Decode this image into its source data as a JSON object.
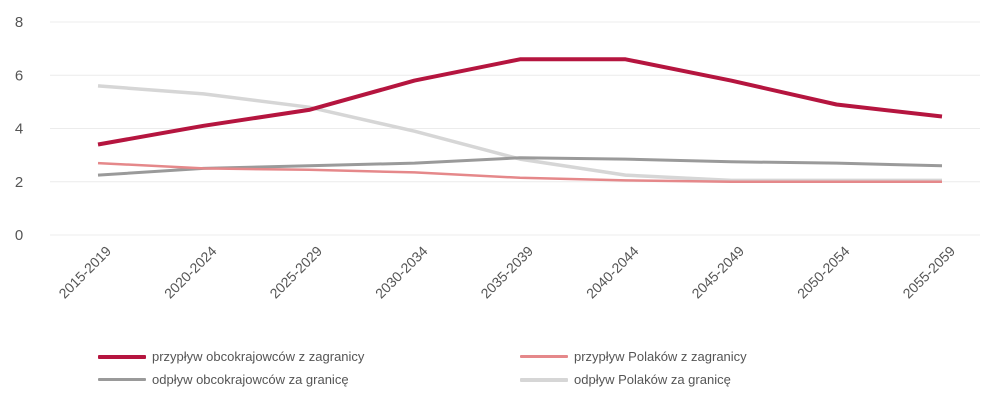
{
  "chart_data": {
    "type": "line",
    "title": "",
    "xlabel": "",
    "ylabel": "",
    "categories": [
      "2015-2019",
      "2020-2024",
      "2025-2029",
      "2030-2034",
      "2035-2039",
      "2040-2044",
      "2045-2049",
      "2050-2054",
      "2055-2059"
    ],
    "ylim": [
      0,
      8
    ],
    "yticks": [
      "0",
      "2",
      "4",
      "6",
      "8"
    ],
    "grid": true,
    "legend_position": "bottom",
    "series": [
      {
        "name": "przypływ obcokrajowców z zagranicy",
        "color": "#b5153f",
        "width": 4,
        "values": [
          3.4,
          4.1,
          4.7,
          5.8,
          6.6,
          6.6,
          5.8,
          4.9,
          4.45
        ]
      },
      {
        "name": "przypływ Polaków z zagranicy",
        "color": "#e5888a",
        "width": 2.5,
        "values": [
          2.7,
          2.5,
          2.45,
          2.35,
          2.15,
          2.05,
          2.0,
          2.0,
          2.0
        ]
      },
      {
        "name": "odpływ obcokrajowców za granicę",
        "color": "#9a9a9a",
        "width": 3,
        "values": [
          2.25,
          2.5,
          2.6,
          2.7,
          2.9,
          2.85,
          2.75,
          2.7,
          2.6
        ]
      },
      {
        "name": "odpływ Polaków za granicę",
        "color": "#d6d6d6",
        "width": 3.5,
        "values": [
          5.6,
          5.3,
          4.8,
          3.9,
          2.85,
          2.25,
          2.05,
          2.05,
          2.05
        ]
      }
    ]
  }
}
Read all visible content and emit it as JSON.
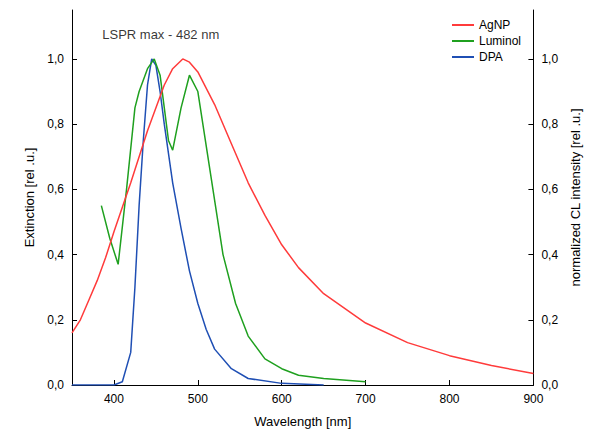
{
  "chart_data": {
    "type": "line",
    "x_label": "Wavelength [nm]",
    "y_label": "Extinction [rel .u.]",
    "y2_label": "normalized CL intensity [rel .u.]",
    "xlim": [
      350,
      900
    ],
    "xticks": [
      400,
      500,
      600,
      700,
      800,
      900
    ],
    "ylim": [
      0,
      1.15
    ],
    "yticks": [
      {
        "value": 0,
        "label": "0,0"
      },
      {
        "value": 0.2,
        "label": "0,2"
      },
      {
        "value": 0.4,
        "label": "0,4"
      },
      {
        "value": 0.6,
        "label": "0,6"
      },
      {
        "value": 0.8,
        "label": "0,8"
      },
      {
        "value": 1.0,
        "label": "1,0"
      }
    ],
    "y2lim": [
      0,
      1.15
    ],
    "y2ticks": [
      {
        "value": 0,
        "label": "0,0"
      },
      {
        "value": 0.2,
        "label": "0,2"
      },
      {
        "value": 0.4,
        "label": "0,4"
      },
      {
        "value": 0.6,
        "label": "0,6"
      },
      {
        "value": 0.8,
        "label": "0,8"
      },
      {
        "value": 1.0,
        "label": "1,0"
      }
    ],
    "grid": false,
    "legend": "upper right",
    "annotations": [
      {
        "text": "LSPR max - 482 nm",
        "x": 482,
        "y": 1.0
      }
    ],
    "series": [
      {
        "name": "AgNP",
        "color": "#ff3b3b",
        "axis": "y",
        "x": [
          350,
          360,
          370,
          380,
          390,
          400,
          420,
          440,
          460,
          470,
          482,
          490,
          500,
          520,
          540,
          560,
          580,
          600,
          620,
          650,
          700,
          750,
          800,
          850,
          900
        ],
        "values": [
          0.16,
          0.2,
          0.26,
          0.32,
          0.39,
          0.47,
          0.62,
          0.78,
          0.92,
          0.97,
          1.0,
          0.99,
          0.96,
          0.86,
          0.74,
          0.62,
          0.52,
          0.43,
          0.36,
          0.28,
          0.19,
          0.13,
          0.09,
          0.06,
          0.035
        ]
      },
      {
        "name": "Luminol",
        "color": "#1fa01f",
        "axis": "y2",
        "x": [
          385,
          395,
          405,
          415,
          425,
          430,
          440,
          448,
          455,
          465,
          470,
          480,
          490,
          500,
          515,
          530,
          545,
          560,
          580,
          600,
          620,
          650,
          700
        ],
        "values": [
          0.55,
          0.45,
          0.37,
          0.6,
          0.85,
          0.9,
          0.97,
          1.0,
          0.95,
          0.75,
          0.72,
          0.85,
          0.95,
          0.9,
          0.65,
          0.4,
          0.25,
          0.15,
          0.08,
          0.05,
          0.03,
          0.02,
          0.01
        ]
      },
      {
        "name": "DPA",
        "color": "#1f4fb4",
        "axis": "y2",
        "x": [
          350,
          400,
          410,
          420,
          425,
          430,
          435,
          440,
          445,
          450,
          455,
          460,
          470,
          480,
          490,
          500,
          510,
          520,
          540,
          560,
          600,
          650
        ],
        "values": [
          0,
          0,
          0.01,
          0.1,
          0.3,
          0.55,
          0.75,
          0.92,
          1.0,
          0.98,
          0.9,
          0.8,
          0.62,
          0.48,
          0.35,
          0.25,
          0.17,
          0.11,
          0.05,
          0.02,
          0.005,
          0
        ]
      }
    ]
  }
}
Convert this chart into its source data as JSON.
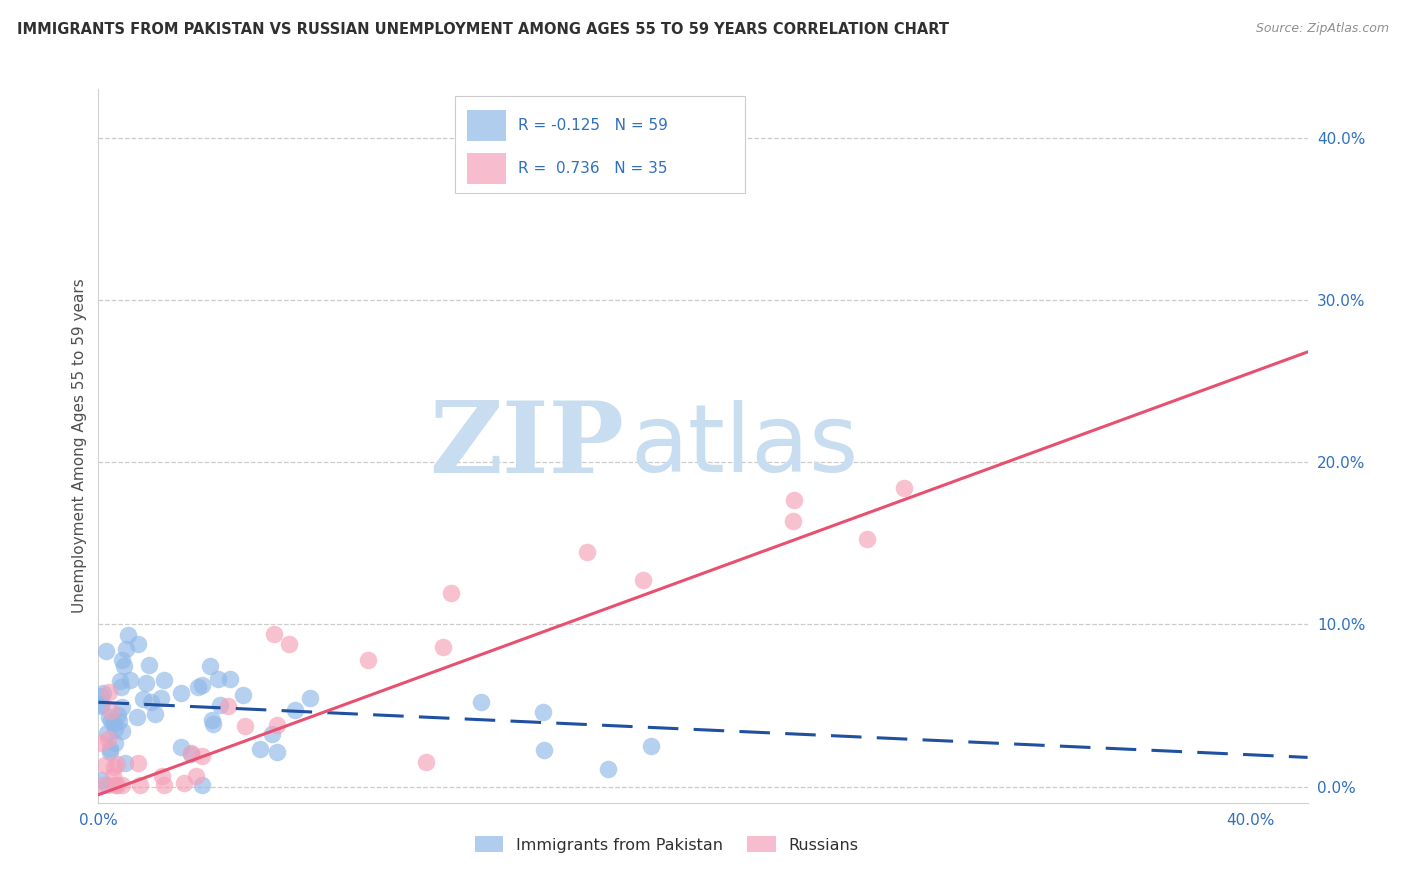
{
  "title": "IMMIGRANTS FROM PAKISTAN VS RUSSIAN UNEMPLOYMENT AMONG AGES 55 TO 59 YEARS CORRELATION CHART",
  "source": "Source: ZipAtlas.com",
  "ylabel": "Unemployment Among Ages 55 to 59 years",
  "xlim": [
    0.0,
    0.42
  ],
  "ylim": [
    -0.01,
    0.43
  ],
  "xtick_vals": [
    0.0,
    0.05,
    0.1,
    0.15,
    0.2,
    0.25,
    0.3,
    0.35,
    0.4
  ],
  "xtick_labels": [
    "0.0%",
    "",
    "",
    "",
    "",
    "",
    "",
    "",
    "40.0%"
  ],
  "ytick_vals": [
    0.0,
    0.1,
    0.2,
    0.3,
    0.4
  ],
  "ytick_labels": [
    "0.0%",
    "10.0%",
    "20.0%",
    "30.0%",
    "40.0%"
  ],
  "blue_trend_y_start": 0.052,
  "blue_trend_y_end": 0.018,
  "pink_trend_y_start": -0.005,
  "pink_trend_y_end": 0.268,
  "watermark_zip": "ZIP",
  "watermark_atlas": "atlas",
  "watermark_color": "#c8ddf0",
  "blue_color": "#90b8e8",
  "pink_color": "#f4a0b8",
  "blue_trend_color": "#2050a0",
  "pink_trend_color": "#e85070",
  "title_color": "#303030",
  "source_color": "#909090",
  "axis_label_color": "#505050",
  "tick_color": "#3070c0",
  "grid_color": "#cccccc",
  "background_color": "#ffffff",
  "legend_text_color": "#3070c0",
  "legend_label_color": "#303030"
}
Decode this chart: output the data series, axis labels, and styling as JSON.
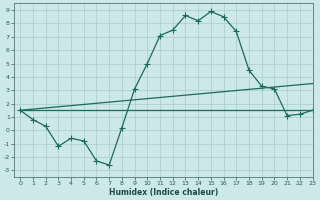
{
  "title": "",
  "xlabel": "Humidex (Indice chaleur)",
  "background_color": "#cce8e8",
  "grid_color": "#aacccc",
  "line_color": "#1a6b5a",
  "xlim": [
    -0.5,
    23
  ],
  "ylim": [
    -3.5,
    9.5
  ],
  "xticks": [
    0,
    1,
    2,
    3,
    4,
    5,
    6,
    7,
    8,
    9,
    10,
    11,
    12,
    13,
    14,
    15,
    16,
    17,
    18,
    19,
    20,
    21,
    22,
    23
  ],
  "yticks": [
    -3,
    -2,
    -1,
    0,
    1,
    2,
    3,
    4,
    5,
    6,
    7,
    8,
    9
  ],
  "curve1_x": [
    0,
    1,
    2,
    3,
    4,
    5,
    6,
    7,
    8,
    9,
    10,
    11,
    12,
    13,
    14,
    15,
    16,
    17,
    18,
    19,
    20,
    21,
    22,
    23
  ],
  "curve1_y": [
    1.5,
    0.8,
    0.3,
    -1.2,
    -0.6,
    -0.8,
    -2.3,
    -2.6,
    0.2,
    3.1,
    5.0,
    7.1,
    7.5,
    8.6,
    8.2,
    8.9,
    8.5,
    7.4,
    4.5,
    3.3,
    3.1,
    1.1,
    1.2,
    1.5
  ],
  "curve2_x": [
    0,
    23
  ],
  "curve2_y": [
    1.5,
    1.5
  ],
  "curve3_x": [
    0,
    23
  ],
  "curve3_y": [
    1.5,
    3.5
  ],
  "marker_style": "+",
  "marker_size": 4,
  "line_width": 0.9
}
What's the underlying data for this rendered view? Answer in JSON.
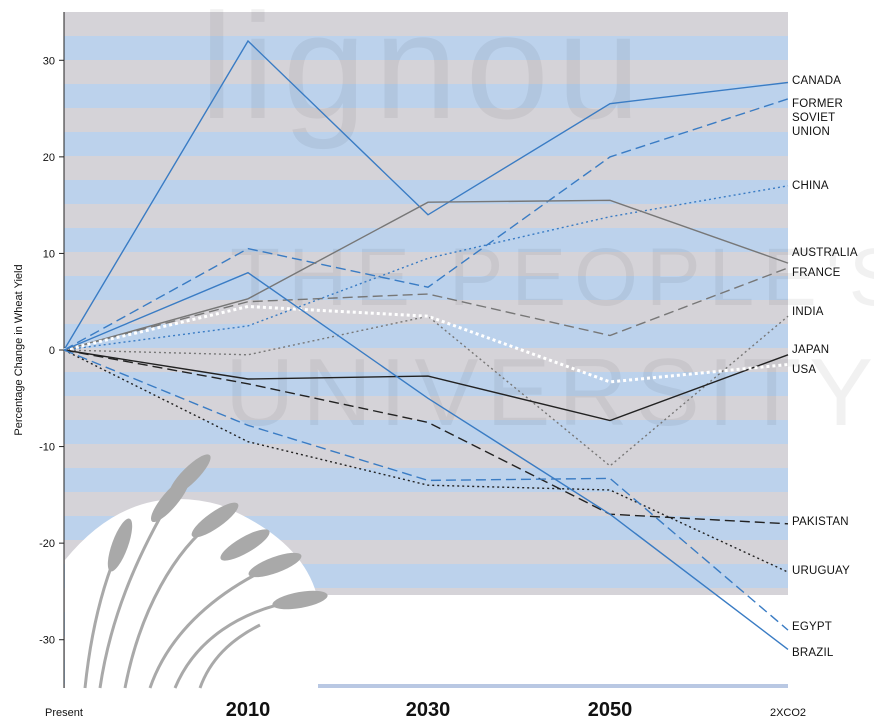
{
  "chart_data": {
    "type": "line",
    "categories": [
      "Present",
      "2010",
      "2030",
      "2050",
      "2XCO2"
    ],
    "title": "",
    "xlabel": "",
    "ylabel": "Percentage Change in Wheat Yield",
    "ylim": [
      -35,
      35
    ],
    "yticks": [
      30,
      20,
      10,
      0,
      -10,
      -20,
      -30
    ],
    "grid": false,
    "legend": "labels at right end of lines",
    "watermark": {
      "lines": [
        "lignou",
        "THE PEOPLE'S",
        "UNIVERSITY"
      ]
    },
    "series": [
      {
        "name": "CANADA",
        "values": [
          0,
          32,
          14,
          25.5,
          27.7
        ],
        "color": "#3a7cc4",
        "style": "solid"
      },
      {
        "name": "FORMER SOVIET UNION",
        "values": [
          0,
          10.5,
          6.5,
          20,
          26
        ],
        "color": "#3a7cc4",
        "style": "dashed"
      },
      {
        "name": "CHINA",
        "values": [
          0,
          2.5,
          9.5,
          13.8,
          17
        ],
        "color": "#3a7cc4",
        "style": "dotted"
      },
      {
        "name": "AUSTRALIA",
        "values": [
          0,
          5.3,
          15.3,
          15.5,
          9
        ],
        "color": "#777777",
        "style": "solid"
      },
      {
        "name": "FRANCE",
        "values": [
          0,
          5,
          5.8,
          1.5,
          8.5
        ],
        "color": "#777777",
        "style": "dashed"
      },
      {
        "name": "INDIA",
        "values": [
          0,
          -0.5,
          3.5,
          -12,
          3.5
        ],
        "color": "#777777",
        "style": "dotted"
      },
      {
        "name": "JAPAN",
        "values": [
          0,
          -3,
          -2.7,
          -7.3,
          -0.5
        ],
        "color": "#222222",
        "style": "solid"
      },
      {
        "name": "USA",
        "values": [
          0,
          4.5,
          3.5,
          -3.3,
          -1.5
        ],
        "color": "#ffffff",
        "style": "dotted-thick"
      },
      {
        "name": "PAKISTAN",
        "values": [
          0,
          -3.5,
          -7.5,
          -17,
          -18
        ],
        "color": "#222222",
        "style": "dashed"
      },
      {
        "name": "URUGUAY",
        "values": [
          0,
          -9.5,
          -14,
          -14.5,
          -23
        ],
        "color": "#222222",
        "style": "dotted"
      },
      {
        "name": "EGYPT",
        "values": [
          0,
          -7.8,
          -13.5,
          -13.3,
          -29
        ],
        "color": "#3a7cc4",
        "style": "dashed"
      },
      {
        "name": "BRAZIL",
        "values": [
          0,
          8,
          -5,
          -17,
          -31
        ],
        "color": "#3a7cc4",
        "style": "solid"
      }
    ],
    "label_lines": {
      "CANADA": [
        "CANADA"
      ],
      "FORMER SOVIET UNION": [
        "FORMER",
        "SOVIET",
        "UNION"
      ],
      "CHINA": [
        "CHINA"
      ],
      "AUSTRALIA": [
        "AUSTRALIA"
      ],
      "FRANCE": [
        "FRANCE"
      ],
      "INDIA": [
        "INDIA"
      ],
      "JAPAN": [
        "JAPAN"
      ],
      "USA": [
        "USA"
      ],
      "PAKISTAN": [
        "PAKISTAN"
      ],
      "URUGUAY": [
        "URUGUAY"
      ],
      "EGYPT": [
        "EGYPT"
      ],
      "BRAZIL": [
        "BRAZIL"
      ]
    }
  }
}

* [Exercise requirements]
Read through the entries and copy every line that includes "right".

* [Correct output]
    "legend": "upper right",
    "legend": "labels at right end of lines",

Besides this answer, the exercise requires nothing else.